▶ **The exercise**
Where a line of the listing below includes the word "浸润型肺结核", reproduce that line.

▶ **Material for this task**
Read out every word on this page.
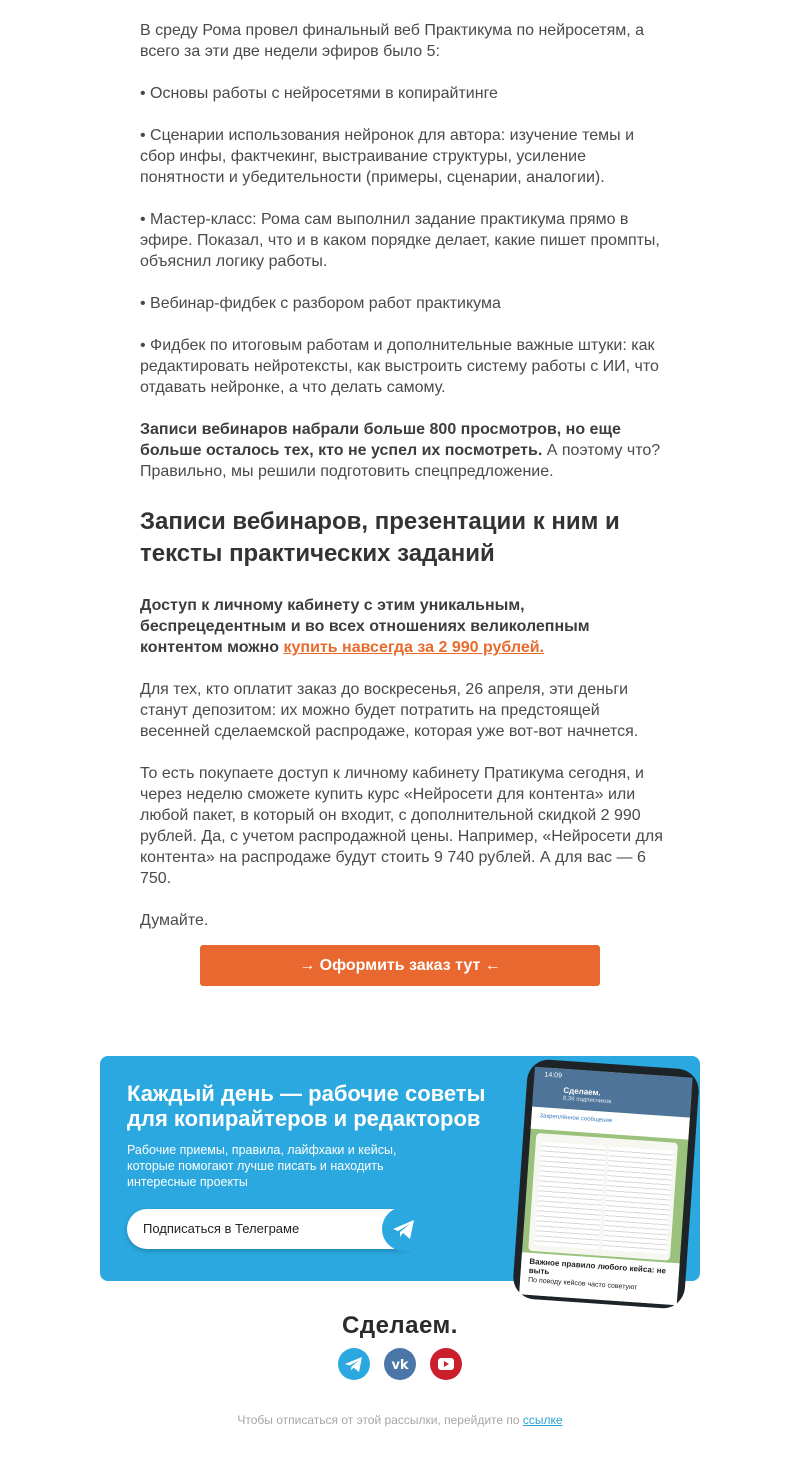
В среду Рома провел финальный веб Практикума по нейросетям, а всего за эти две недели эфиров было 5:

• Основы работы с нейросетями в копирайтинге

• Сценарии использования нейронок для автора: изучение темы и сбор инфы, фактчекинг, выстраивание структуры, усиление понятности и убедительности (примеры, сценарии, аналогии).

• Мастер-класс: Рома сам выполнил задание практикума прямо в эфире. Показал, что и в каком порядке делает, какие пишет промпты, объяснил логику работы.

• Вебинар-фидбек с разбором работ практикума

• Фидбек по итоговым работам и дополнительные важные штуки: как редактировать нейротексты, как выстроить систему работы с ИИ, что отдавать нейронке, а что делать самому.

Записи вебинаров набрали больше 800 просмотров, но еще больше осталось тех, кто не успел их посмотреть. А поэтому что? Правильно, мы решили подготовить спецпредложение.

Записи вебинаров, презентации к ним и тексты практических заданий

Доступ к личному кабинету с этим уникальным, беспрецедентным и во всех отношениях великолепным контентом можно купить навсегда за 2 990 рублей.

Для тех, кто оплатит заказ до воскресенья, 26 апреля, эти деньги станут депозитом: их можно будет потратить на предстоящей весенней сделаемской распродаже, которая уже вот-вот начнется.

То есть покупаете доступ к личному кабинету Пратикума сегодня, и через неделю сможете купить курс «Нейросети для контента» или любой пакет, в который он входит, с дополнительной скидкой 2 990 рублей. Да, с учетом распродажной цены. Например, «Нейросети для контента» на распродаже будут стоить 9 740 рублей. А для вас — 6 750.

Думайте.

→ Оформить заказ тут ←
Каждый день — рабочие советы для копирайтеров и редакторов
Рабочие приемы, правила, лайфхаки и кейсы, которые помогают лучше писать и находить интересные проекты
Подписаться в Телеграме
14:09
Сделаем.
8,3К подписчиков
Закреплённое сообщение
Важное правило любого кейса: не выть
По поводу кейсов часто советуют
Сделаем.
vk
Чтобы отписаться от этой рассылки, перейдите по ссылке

---

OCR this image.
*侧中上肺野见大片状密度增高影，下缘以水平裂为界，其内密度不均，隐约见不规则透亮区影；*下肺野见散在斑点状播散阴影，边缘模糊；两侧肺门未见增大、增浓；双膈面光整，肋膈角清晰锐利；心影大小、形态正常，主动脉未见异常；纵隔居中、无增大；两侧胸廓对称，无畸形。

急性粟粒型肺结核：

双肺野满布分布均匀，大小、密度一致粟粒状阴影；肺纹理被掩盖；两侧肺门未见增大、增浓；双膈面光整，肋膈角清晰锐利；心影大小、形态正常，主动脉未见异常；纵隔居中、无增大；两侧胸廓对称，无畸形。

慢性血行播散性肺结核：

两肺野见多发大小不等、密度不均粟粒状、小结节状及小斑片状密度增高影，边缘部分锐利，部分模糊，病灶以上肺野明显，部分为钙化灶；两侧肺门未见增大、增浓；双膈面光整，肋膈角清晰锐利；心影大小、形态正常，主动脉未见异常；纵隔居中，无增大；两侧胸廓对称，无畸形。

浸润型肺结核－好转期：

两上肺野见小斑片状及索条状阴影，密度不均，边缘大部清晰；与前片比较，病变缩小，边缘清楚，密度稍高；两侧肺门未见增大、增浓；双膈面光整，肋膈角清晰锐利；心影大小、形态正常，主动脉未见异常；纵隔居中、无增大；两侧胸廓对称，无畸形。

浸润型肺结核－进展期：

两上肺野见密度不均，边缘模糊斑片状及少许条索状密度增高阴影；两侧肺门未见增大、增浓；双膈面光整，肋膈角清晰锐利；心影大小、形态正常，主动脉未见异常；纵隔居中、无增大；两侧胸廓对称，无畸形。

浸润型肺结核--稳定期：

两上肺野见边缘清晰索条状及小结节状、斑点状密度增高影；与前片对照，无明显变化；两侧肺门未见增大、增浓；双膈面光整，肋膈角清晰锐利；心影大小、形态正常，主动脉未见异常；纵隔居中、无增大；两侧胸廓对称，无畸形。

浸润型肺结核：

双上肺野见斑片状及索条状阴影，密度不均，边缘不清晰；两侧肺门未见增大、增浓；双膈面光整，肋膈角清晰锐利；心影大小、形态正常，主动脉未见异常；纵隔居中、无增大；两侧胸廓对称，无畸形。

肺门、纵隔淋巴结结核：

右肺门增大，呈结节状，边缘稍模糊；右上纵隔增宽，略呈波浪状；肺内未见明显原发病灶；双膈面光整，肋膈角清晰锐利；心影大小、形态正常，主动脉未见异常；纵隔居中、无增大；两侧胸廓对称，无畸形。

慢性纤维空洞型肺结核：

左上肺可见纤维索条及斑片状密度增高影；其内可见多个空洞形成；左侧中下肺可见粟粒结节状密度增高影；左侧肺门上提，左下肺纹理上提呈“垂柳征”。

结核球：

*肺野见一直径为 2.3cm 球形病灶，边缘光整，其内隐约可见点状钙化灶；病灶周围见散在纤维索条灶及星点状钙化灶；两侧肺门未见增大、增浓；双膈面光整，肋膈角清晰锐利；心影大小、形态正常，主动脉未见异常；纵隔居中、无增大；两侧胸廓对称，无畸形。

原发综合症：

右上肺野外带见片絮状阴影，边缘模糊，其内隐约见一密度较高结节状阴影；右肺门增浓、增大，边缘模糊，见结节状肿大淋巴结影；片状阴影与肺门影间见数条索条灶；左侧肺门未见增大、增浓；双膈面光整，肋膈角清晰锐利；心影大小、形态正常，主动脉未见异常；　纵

▶ **Expected answer**
浸润型肺结核－好转期：
浸润型肺结核－进展期：
浸润型肺结核--稳定期：
浸润型肺结核：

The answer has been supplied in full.